Look for the string "color" in every line, and copy each line that has it.

-- start --

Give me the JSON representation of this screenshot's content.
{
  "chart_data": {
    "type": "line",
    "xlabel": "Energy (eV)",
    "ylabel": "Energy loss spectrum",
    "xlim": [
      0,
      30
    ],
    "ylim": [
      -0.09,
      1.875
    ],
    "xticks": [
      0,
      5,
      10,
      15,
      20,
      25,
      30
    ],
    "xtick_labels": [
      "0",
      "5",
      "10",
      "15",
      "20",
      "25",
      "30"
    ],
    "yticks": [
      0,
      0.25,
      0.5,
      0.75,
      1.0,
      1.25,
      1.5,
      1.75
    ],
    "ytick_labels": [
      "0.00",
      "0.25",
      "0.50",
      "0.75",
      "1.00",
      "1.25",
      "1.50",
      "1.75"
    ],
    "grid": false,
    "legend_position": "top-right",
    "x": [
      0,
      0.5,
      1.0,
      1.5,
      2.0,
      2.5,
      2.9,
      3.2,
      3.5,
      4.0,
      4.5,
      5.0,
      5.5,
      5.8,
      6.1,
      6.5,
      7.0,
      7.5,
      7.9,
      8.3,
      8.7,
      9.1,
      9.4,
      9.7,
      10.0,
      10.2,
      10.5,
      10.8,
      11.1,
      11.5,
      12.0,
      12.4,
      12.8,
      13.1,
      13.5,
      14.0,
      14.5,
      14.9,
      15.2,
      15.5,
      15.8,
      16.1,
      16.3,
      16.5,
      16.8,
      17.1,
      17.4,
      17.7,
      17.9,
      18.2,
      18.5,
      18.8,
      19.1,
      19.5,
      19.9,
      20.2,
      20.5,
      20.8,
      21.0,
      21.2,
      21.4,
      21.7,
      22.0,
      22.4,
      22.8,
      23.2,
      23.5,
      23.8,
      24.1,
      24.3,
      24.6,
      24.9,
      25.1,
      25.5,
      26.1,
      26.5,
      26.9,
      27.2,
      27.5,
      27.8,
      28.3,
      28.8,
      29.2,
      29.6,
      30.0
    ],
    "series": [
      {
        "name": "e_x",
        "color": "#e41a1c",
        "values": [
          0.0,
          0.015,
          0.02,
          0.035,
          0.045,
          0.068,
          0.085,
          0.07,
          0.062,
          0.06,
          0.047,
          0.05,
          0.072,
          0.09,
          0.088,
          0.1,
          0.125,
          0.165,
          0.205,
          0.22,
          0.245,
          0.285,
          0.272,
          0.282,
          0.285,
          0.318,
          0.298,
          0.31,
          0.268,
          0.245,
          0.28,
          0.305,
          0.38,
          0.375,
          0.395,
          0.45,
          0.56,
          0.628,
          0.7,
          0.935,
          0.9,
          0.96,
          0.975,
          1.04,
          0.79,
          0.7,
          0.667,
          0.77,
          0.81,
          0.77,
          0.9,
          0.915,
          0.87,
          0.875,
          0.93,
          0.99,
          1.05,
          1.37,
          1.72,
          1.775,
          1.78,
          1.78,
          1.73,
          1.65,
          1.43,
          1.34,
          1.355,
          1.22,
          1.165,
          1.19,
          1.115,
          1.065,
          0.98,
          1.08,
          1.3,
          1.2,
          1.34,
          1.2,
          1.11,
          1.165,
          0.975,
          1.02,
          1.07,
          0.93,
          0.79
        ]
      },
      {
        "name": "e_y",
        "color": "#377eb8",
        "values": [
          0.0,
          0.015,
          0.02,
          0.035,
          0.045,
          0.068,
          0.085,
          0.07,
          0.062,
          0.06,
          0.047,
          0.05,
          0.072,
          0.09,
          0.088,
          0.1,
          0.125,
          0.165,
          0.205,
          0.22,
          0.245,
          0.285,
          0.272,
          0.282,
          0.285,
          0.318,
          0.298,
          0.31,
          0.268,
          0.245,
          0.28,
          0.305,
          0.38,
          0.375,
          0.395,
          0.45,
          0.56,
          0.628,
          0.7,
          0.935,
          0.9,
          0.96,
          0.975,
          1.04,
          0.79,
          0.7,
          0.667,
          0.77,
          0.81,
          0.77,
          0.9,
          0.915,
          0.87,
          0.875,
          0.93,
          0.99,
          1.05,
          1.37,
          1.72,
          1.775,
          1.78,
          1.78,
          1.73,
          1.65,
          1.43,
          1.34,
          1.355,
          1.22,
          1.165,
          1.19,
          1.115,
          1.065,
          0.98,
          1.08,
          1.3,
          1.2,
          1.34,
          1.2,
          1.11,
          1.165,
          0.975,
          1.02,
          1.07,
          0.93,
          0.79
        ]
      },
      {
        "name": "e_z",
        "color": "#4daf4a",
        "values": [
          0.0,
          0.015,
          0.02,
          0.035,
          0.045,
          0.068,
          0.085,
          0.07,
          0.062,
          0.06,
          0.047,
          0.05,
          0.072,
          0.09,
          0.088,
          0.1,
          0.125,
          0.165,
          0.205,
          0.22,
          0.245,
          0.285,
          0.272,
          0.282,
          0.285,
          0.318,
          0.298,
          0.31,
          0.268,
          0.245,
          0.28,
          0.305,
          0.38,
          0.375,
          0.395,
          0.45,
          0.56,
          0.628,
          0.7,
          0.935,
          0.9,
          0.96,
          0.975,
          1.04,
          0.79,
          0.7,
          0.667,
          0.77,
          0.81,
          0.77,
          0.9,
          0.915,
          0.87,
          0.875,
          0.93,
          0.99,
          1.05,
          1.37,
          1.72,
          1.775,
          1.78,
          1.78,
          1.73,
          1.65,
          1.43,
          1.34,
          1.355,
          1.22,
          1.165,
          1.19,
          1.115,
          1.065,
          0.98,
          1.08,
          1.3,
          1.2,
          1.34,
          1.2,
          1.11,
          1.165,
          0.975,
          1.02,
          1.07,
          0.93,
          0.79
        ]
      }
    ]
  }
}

-- end --

FULL RESPONSE —
        "color": "#e41a1c",
        "color": "#377eb8",
        "color": "#4daf4a",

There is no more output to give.